Objective:
Set down the material once more, exactly as it appears.

Start Raw data

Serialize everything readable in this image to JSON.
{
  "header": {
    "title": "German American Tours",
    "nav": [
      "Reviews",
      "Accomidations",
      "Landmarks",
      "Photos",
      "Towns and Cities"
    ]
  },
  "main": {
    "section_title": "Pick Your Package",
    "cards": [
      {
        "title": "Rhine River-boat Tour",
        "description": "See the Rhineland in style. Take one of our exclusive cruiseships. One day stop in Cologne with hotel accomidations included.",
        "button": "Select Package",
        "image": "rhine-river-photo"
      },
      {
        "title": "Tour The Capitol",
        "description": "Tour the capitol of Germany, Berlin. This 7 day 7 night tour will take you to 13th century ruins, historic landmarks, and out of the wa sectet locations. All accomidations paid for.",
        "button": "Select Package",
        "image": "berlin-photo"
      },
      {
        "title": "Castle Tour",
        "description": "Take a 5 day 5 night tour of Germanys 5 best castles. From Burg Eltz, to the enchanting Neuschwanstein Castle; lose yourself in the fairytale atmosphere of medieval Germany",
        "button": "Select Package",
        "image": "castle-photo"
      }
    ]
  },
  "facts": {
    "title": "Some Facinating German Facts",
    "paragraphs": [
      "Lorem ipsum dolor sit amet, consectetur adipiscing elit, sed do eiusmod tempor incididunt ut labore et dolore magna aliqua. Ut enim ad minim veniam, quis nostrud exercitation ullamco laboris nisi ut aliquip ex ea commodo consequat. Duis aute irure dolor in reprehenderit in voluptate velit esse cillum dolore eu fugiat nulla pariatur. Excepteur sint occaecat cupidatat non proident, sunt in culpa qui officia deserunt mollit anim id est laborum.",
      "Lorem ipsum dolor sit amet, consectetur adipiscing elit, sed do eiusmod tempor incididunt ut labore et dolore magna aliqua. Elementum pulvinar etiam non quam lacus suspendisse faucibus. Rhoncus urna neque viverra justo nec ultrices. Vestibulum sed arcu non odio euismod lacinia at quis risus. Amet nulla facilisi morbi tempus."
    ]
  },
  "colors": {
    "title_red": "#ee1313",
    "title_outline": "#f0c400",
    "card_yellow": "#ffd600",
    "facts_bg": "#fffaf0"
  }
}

End Raw data

Full solution:
Serialize everything readable in this image to JSON.
{
  "header": {
    "title": "German American Tours",
    "nav": [
      "Reviews",
      "Accomidations",
      "Landmarks",
      "Photos",
      "Towns and Cities"
    ]
  },
  "main": {
    "section_title": "Pick Your Package",
    "cards": [
      {
        "title": "Rhine River-boat Tour",
        "description": "See the Rhineland in style. Take one of our exclusive cruiseships. One day stop in Cologne with hotel accomidations included.",
        "button": "Select Package",
        "image": "rhine-river-photo"
      },
      {
        "title": "Tour The Capitol",
        "description": "Tour the capitol of Germany, Berlin. This 7 day 7 night tour will take you to 13th century ruins, historic landmarks, and out of the wa sectet locations. All accomidations paid for.",
        "button": "Select Package",
        "image": "berlin-photo"
      },
      {
        "title": "Castle Tour",
        "description": "Take a 5 day 5 night tour of Germanys 5 best castles. From Burg Eltz, to the enchanting Neuschwanstein Castle; lose yourself in the fairytale atmosphere of medieval Germany",
        "button": "Select Package",
        "image": "castle-photo"
      }
    ]
  },
  "facts": {
    "title": "Some Facinating German Facts",
    "paragraphs": [
      "Lorem ipsum dolor sit amet, consectetur adipiscing elit, sed do eiusmod tempor incididunt ut labore et dolore magna aliqua. Ut enim ad minim veniam, quis nostrud exercitation ullamco laboris nisi ut aliquip ex ea commodo consequat. Duis aute irure dolor in reprehenderit in voluptate velit esse cillum dolore eu fugiat nulla pariatur. Excepteur sint occaecat cupidatat non proident, sunt in culpa qui officia deserunt mollit anim id est laborum.",
      "Lorem ipsum dolor sit amet, consectetur adipiscing elit, sed do eiusmod tempor incididunt ut labore et dolore magna aliqua. Elementum pulvinar etiam non quam lacus suspendisse faucibus. Rhoncus urna neque viverra justo nec ultrices. Vestibulum sed arcu non odio euismod lacinia at quis risus. Amet nulla facilisi morbi tempus."
    ]
  },
  "colors": {
    "title_red": "#ee1313",
    "title_outline": "#f0c400",
    "card_yellow": "#ffd600",
    "facts_bg": "#fffaf0"
  }
}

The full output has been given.